What you need to do — Without omitting anything, retype the data that follows.

Entries provided —
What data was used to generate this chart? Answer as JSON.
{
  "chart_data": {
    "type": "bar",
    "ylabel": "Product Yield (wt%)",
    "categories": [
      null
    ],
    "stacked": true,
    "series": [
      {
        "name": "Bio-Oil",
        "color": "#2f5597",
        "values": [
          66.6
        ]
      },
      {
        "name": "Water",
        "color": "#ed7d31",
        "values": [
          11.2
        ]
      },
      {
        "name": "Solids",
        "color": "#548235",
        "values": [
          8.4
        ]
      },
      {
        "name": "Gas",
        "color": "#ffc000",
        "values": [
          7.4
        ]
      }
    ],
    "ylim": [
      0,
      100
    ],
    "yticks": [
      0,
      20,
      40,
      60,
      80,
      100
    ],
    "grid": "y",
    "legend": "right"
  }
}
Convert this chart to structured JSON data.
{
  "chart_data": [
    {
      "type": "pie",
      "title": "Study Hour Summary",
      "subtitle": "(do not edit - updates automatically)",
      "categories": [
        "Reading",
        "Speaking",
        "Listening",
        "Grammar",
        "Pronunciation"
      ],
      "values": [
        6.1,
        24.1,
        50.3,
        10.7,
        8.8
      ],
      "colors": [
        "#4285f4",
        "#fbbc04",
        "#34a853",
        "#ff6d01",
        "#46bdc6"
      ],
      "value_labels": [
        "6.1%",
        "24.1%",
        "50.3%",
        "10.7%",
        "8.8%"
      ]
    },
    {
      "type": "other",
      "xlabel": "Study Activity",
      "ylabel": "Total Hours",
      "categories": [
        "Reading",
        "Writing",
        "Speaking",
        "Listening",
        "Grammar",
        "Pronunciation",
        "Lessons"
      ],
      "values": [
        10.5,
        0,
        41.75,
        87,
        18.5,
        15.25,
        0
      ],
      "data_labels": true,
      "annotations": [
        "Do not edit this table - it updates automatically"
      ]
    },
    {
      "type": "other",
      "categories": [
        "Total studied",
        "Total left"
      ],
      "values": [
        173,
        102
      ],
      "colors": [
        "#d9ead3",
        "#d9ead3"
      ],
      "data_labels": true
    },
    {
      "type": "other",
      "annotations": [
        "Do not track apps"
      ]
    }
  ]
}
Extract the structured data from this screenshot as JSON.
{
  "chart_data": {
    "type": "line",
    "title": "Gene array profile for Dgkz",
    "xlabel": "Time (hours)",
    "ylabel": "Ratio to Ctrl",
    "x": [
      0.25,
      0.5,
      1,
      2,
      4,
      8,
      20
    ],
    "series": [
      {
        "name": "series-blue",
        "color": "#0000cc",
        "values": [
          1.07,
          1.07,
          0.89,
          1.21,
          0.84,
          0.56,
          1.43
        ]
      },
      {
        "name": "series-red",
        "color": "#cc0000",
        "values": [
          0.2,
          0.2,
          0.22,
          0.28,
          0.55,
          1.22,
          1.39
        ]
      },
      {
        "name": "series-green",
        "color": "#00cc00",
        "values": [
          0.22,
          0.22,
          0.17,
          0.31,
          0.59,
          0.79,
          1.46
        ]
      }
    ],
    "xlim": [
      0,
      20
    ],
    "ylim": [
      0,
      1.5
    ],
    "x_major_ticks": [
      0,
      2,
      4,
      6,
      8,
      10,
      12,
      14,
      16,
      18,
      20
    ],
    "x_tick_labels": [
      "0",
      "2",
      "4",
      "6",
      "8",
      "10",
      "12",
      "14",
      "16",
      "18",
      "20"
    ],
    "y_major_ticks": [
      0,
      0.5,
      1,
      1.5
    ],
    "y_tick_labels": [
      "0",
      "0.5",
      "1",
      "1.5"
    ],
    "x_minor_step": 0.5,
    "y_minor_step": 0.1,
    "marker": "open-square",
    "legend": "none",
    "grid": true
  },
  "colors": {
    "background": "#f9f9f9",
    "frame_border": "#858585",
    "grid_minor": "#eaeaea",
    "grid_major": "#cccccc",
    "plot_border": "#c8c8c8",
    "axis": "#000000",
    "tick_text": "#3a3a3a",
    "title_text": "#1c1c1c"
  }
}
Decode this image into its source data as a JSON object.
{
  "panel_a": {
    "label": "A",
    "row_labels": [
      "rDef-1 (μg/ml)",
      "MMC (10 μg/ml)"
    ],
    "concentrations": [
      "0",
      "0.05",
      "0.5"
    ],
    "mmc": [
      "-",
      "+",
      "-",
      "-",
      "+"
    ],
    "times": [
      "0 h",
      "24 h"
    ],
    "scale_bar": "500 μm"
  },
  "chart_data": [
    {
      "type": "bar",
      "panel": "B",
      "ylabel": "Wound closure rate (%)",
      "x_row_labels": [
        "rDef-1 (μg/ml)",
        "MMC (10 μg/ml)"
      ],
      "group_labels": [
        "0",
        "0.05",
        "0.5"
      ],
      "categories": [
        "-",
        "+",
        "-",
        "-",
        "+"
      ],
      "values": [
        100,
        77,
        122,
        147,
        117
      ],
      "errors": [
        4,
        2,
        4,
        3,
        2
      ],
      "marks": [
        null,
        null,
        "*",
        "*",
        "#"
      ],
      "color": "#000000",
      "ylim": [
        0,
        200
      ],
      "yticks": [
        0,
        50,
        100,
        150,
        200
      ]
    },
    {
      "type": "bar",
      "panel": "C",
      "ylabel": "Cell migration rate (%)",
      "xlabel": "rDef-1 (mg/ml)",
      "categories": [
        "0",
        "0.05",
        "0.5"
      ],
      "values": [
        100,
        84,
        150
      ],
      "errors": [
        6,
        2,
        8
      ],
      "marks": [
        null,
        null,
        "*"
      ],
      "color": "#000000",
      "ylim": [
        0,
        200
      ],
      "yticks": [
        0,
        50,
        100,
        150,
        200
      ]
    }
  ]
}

Task answer —
What data was used to generate this chart? Answer as JSON.
{
  "chart_data": {
    "type": "bar",
    "ylabel": "Product Yield (wt%)",
    "categories": [
      null
    ],
    "stacked": true,
    "series": [
      {
        "name": "Bio-Oil",
        "color": "#2f5597",
        "values": [
          66.6
        ]
      },
      {
        "name": "Water",
        "color": "#ed7d31",
        "values": [
          11.2
        ]
      },
      {
        "name": "Solids",
        "color": "#548235",
        "values": [
          8.4
        ]
      },
      {
        "name": "Gas",
        "color": "#ffc000",
        "values": [
          7.4
        ]
      }
    ],
    "ylim": [
      0,
      100
    ],
    "yticks": [
      0,
      20,
      40,
      60,
      80,
      100
    ],
    "grid": "y",
    "legend": "right"
  }
}
Convert this chart to structured JSON data.
{
  "chart_data": [
    {
      "type": "pie",
      "title": "Study Hour Summary",
      "subtitle": "(do not edit - updates automatically)",
      "categories": [
        "Reading",
        "Speaking",
        "Listening",
        "Grammar",
        "Pronunciation"
      ],
      "values": [
        6.1,
        24.1,
        50.3,
        10.7,
        8.8
      ],
      "colors": [
        "#4285f4",
        "#fbbc04",
        "#34a853",
        "#ff6d01",
        "#46bdc6"
      ],
      "value_labels": [
        "6.1%",
        "24.1%",
        "50.3%",
        "10.7%",
        "8.8%"
      ]
    },
    {
      "type": "other",
      "xlabel": "Study Activity",
      "ylabel": "Total Hours",
      "categories": [
        "Reading",
        "Writing",
        "Speaking",
        "Listening",
        "Grammar",
        "Pronunciation",
        "Lessons"
      ],
      "values": [
        10.5,
        0,
        41.75,
        87,
        18.5,
        15.25,
        0
      ],
      "data_labels": true,
      "annotations": [
        "Do not edit this table - it updates automatically"
      ]
    },
    {
      "type": "other",
      "categories": [
        "Total studied",
        "Total left"
      ],
      "values": [
        173,
        102
      ],
      "colors": [
        "#d9ead3",
        "#d9ead3"
      ],
      "data_labels": true
    },
    {
      "type": "other",
      "annotations": [
        "Do not track apps"
      ]
    }
  ]
}
Extract the structured data from this screenshot as JSON.
{
  "chart_data": {
    "type": "line",
    "title": "Gene array profile for Dgkz",
    "xlabel": "Time (hours)",
    "ylabel": "Ratio to Ctrl",
    "x": [
      0.25,
      0.5,
      1,
      2,
      4,
      8,
      20
    ],
    "series": [
      {
        "name": "series-blue",
        "color": "#0000cc",
        "values": [
          1.07,
          1.07,
          0.89,
          1.21,
          0.84,
          0.56,
          1.43
        ]
      },
      {
        "name": "series-red",
        "color": "#cc0000",
        "values": [
          0.2,
          0.2,
          0.22,
          0.28,
          0.55,
          1.22,
          1.39
        ]
      },
      {
        "name": "series-green",
        "color": "#00cc00",
        "values": [
          0.22,
          0.22,
          0.17,
          0.31,
          0.59,
          0.79,
          1.46
        ]
      }
    ],
    "xlim": [
      0,
      20
    ],
    "ylim": [
      0,
      1.5
    ],
    "x_major_ticks": [
      0,
      2,
      4,
      6,
      8,
      10,
      12,
      14,
      16,
      18,
      20
    ],
    "x_tick_labels": [
      "0",
      "2",
      "4",
      "6",
      "8",
      "10",
      "12",
      "14",
      "16",
      "18",
      "20"
    ],
    "y_major_ticks": [
      0,
      0.5,
      1,
      1.5
    ],
    "y_tick_labels": [
      "0",
      "0.5",
      "1",
      "1.5"
    ],
    "x_minor_step": 0.5,
    "y_minor_step": 0.1,
    "marker": "open-square",
    "legend": "none",
    "grid": true
  },
  "colors": {
    "background": "#f9f9f9",
    "frame_border": "#858585",
    "grid_minor": "#eaeaea",
    "grid_major": "#cccccc",
    "plot_border": "#c8c8c8",
    "axis": "#000000",
    "tick_text": "#3a3a3a",
    "title_text": "#1c1c1c"
  }
}
Decode this image into its source data as a JSON object.
{
  "panel_a": {
    "label": "A",
    "row_labels": [
      "rDef-1 (μg/ml)",
      "MMC (10 μg/ml)"
    ],
    "concentrations": [
      "0",
      "0.05",
      "0.5"
    ],
    "mmc": [
      "-",
      "+",
      "-",
      "-",
      "+"
    ],
    "times": [
      "0 h",
      "24 h"
    ],
    "scale_bar": "500 μm"
  },
  "chart_data": [
    {
      "type": "bar",
      "panel": "B",
      "ylabel": "Wound closure rate (%)",
      "x_row_labels": [
        "rDef-1 (μg/ml)",
        "MMC (10 μg/ml)"
      ],
      "group_labels": [
        "0",
        "0.05",
        "0.5"
      ],
      "categories": [
        "-",
        "+",
        "-",
        "-",
        "+"
      ],
      "values": [
        100,
        77,
        122,
        147,
        117
      ],
      "errors": [
        4,
        2,
        4,
        3,
        2
      ],
      "marks": [
        null,
        null,
        "*",
        "*",
        "#"
      ],
      "color": "#000000",
      "ylim": [
        0,
        200
      ],
      "yticks": [
        0,
        50,
        100,
        150,
        200
      ]
    },
    {
      "type": "bar",
      "panel": "C",
      "ylabel": "Cell migration rate (%)",
      "xlabel": "rDef-1 (mg/ml)",
      "categories": [
        "0",
        "0.05",
        "0.5"
      ],
      "values": [
        100,
        84,
        150
      ],
      "errors": [
        6,
        2,
        8
      ],
      "marks": [
        null,
        null,
        "*"
      ],
      "color": "#000000",
      "ylim": [
        0,
        200
      ],
      "yticks": [
        0,
        50,
        100,
        150,
        200
      ]
    }
  ]
}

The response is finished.